— Begin Available data —

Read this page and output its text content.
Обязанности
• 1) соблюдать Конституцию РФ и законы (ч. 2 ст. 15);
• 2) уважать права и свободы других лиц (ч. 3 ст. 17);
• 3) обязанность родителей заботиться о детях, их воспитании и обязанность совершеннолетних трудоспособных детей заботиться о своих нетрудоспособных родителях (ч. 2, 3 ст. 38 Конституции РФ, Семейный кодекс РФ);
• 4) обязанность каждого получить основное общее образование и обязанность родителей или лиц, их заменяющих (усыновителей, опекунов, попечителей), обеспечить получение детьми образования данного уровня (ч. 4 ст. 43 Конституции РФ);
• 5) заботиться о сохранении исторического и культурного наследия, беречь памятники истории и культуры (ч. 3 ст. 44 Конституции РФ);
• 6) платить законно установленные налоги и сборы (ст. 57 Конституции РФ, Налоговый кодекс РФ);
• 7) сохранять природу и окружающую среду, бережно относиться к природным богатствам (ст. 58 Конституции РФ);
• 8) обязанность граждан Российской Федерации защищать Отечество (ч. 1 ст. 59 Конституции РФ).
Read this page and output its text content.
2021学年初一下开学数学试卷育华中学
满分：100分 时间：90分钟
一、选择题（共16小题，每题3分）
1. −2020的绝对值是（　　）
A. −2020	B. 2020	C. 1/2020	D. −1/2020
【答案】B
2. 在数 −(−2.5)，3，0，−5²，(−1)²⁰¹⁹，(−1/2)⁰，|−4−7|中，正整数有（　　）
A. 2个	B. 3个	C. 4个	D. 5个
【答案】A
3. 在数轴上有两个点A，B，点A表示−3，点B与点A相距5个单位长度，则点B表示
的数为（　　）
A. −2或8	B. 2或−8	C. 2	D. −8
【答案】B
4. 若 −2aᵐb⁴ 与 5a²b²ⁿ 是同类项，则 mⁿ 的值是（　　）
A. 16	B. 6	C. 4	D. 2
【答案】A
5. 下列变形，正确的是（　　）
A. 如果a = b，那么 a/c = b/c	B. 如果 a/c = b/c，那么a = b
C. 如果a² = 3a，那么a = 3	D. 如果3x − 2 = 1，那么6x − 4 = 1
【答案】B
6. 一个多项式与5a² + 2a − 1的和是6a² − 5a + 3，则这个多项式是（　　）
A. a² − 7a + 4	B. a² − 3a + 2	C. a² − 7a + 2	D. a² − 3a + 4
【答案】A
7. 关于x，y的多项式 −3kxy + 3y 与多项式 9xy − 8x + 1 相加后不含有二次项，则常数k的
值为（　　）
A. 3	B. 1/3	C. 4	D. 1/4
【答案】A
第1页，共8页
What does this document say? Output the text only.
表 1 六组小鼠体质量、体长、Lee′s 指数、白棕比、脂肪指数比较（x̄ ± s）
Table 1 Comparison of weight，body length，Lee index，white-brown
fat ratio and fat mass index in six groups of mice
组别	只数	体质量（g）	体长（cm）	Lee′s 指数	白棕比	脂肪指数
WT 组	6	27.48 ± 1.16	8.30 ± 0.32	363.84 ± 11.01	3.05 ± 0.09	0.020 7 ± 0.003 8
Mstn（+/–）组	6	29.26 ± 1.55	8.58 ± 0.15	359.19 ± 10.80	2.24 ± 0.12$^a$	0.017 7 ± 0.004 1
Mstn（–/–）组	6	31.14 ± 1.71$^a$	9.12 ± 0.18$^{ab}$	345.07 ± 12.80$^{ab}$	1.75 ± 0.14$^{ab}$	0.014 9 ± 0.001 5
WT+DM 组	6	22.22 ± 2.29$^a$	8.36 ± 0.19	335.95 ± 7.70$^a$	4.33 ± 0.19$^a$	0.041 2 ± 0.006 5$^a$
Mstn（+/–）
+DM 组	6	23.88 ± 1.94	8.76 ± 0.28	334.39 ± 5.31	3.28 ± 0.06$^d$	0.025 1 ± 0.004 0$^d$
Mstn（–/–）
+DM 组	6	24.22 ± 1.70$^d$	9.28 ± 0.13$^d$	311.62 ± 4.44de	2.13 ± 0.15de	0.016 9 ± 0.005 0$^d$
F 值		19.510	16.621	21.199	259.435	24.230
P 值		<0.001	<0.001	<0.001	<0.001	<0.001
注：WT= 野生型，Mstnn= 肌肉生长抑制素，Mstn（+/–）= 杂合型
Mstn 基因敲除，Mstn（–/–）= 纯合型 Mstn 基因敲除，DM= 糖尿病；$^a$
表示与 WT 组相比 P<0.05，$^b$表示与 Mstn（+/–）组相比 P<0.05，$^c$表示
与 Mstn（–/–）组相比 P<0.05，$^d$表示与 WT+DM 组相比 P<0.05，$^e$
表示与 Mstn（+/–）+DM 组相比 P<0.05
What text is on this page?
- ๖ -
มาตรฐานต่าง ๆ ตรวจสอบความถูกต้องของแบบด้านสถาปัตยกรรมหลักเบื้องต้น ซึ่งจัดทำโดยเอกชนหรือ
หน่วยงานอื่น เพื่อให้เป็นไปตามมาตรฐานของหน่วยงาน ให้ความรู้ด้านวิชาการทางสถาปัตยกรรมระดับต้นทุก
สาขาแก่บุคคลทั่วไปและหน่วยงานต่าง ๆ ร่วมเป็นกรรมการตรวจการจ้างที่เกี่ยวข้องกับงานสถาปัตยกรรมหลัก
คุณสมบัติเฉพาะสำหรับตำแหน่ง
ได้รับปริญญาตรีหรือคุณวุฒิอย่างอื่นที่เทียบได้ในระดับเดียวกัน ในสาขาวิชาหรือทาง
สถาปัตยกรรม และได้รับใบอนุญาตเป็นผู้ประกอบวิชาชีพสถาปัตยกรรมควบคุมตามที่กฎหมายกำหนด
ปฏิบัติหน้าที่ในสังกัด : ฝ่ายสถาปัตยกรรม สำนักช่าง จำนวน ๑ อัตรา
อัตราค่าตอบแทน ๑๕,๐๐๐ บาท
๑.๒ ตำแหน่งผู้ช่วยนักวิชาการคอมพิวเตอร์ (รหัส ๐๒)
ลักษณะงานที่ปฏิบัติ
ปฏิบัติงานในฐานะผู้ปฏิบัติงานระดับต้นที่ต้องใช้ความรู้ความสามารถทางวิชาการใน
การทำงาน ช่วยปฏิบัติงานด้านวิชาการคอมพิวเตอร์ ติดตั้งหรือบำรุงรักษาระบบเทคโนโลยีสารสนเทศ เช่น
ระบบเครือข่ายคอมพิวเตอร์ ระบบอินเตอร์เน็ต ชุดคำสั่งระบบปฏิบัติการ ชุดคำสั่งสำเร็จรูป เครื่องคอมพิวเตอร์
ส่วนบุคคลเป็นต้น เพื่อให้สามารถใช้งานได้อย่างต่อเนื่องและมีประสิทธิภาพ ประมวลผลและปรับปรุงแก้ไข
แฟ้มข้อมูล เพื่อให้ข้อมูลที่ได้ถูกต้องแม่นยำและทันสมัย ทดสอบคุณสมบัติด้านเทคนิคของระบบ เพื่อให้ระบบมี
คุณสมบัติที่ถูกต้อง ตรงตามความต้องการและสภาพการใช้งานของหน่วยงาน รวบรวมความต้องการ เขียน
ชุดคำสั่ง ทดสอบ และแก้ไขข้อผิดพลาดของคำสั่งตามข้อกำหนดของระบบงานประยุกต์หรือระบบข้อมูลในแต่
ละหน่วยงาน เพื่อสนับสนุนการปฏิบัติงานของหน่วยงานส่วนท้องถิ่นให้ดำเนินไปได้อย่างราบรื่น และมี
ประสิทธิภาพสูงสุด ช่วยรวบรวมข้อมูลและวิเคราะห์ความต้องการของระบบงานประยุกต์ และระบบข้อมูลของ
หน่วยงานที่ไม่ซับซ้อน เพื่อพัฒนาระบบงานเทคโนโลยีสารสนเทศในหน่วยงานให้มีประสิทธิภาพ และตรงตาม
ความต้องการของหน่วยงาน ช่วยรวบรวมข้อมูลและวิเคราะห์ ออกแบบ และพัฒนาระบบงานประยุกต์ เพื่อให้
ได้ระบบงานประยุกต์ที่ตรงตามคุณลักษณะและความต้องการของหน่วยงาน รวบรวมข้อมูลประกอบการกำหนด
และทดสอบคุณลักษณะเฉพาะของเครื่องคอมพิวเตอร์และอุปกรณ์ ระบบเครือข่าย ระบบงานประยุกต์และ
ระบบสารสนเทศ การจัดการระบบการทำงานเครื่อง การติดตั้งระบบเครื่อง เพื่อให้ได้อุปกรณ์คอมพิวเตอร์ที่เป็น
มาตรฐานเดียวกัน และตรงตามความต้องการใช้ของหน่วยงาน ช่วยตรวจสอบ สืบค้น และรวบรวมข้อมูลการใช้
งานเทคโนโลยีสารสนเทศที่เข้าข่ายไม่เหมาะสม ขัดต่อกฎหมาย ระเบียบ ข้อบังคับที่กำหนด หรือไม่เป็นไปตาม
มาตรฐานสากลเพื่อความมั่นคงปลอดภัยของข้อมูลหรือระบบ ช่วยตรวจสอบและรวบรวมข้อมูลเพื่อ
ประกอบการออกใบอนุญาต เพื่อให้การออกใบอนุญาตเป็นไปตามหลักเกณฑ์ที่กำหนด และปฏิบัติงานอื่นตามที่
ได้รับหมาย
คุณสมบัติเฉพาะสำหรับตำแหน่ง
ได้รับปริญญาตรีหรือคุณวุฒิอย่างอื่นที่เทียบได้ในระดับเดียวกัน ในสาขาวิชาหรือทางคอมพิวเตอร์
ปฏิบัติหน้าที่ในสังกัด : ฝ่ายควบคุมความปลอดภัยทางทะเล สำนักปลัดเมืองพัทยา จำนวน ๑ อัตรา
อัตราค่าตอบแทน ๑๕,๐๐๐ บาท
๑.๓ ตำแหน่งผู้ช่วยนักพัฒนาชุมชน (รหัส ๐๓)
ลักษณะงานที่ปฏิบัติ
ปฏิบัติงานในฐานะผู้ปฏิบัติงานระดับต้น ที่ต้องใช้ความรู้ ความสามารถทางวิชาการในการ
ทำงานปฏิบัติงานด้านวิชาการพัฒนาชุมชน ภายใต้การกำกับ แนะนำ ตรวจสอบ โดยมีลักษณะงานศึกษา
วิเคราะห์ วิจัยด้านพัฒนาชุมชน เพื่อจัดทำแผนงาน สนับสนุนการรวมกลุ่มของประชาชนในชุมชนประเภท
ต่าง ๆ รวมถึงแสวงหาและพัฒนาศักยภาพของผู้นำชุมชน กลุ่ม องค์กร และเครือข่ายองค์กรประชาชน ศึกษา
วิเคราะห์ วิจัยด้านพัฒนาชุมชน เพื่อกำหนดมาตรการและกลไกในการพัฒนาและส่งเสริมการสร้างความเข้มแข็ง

— End Available data —

- **Given exercise**
Show every line in the entries where the string "องใช" occurs.

- **Solution**
ปฏิบัติงานในฐานะผู้ปฏิบัติงานระดับต้นที่ต้องใช้ความรู้ความสามารถทางวิชาการใน
ปฏิบัติงานในฐานะผู้ปฏิบัติงานระดับต้น ที่ต้องใช้ความรู้ ความสามารถทางวิชาการในการ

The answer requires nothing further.